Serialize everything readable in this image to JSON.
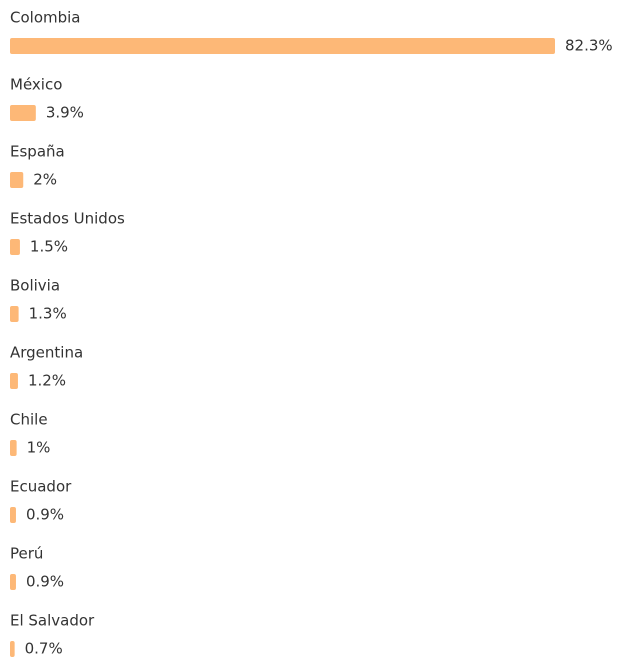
{
  "chart_data": {
    "type": "bar",
    "orientation": "horizontal",
    "categories": [
      "Colombia",
      "México",
      "España",
      "Estados Unidos",
      "Bolivia",
      "Argentina",
      "Chile",
      "Ecuador",
      "Perú",
      "El Salvador"
    ],
    "values": [
      82.3,
      3.9,
      2,
      1.5,
      1.3,
      1.2,
      1,
      0.9,
      0.9,
      0.7
    ],
    "value_labels": [
      "82.3%",
      "3.9%",
      "2%",
      "1.5%",
      "1.3%",
      "1.2%",
      "1%",
      "0.9%",
      "0.9%",
      "0.7%"
    ],
    "color": "#fdb877"
  }
}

Your task:
Leaving all pictures aside, quote each record exactly.

Task response:
Serialize everything readable in this image to JSON.
{
  "chart_data": {
    "type": "bar",
    "orientation": "horizontal",
    "categories": [
      "Colombia",
      "México",
      "España",
      "Estados Unidos",
      "Bolivia",
      "Argentina",
      "Chile",
      "Ecuador",
      "Perú",
      "El Salvador"
    ],
    "values": [
      82.3,
      3.9,
      2,
      1.5,
      1.3,
      1.2,
      1,
      0.9,
      0.9,
      0.7
    ],
    "value_labels": [
      "82.3%",
      "3.9%",
      "2%",
      "1.5%",
      "1.3%",
      "1.2%",
      "1%",
      "0.9%",
      "0.9%",
      "0.7%"
    ],
    "color": "#fdb877"
  }
}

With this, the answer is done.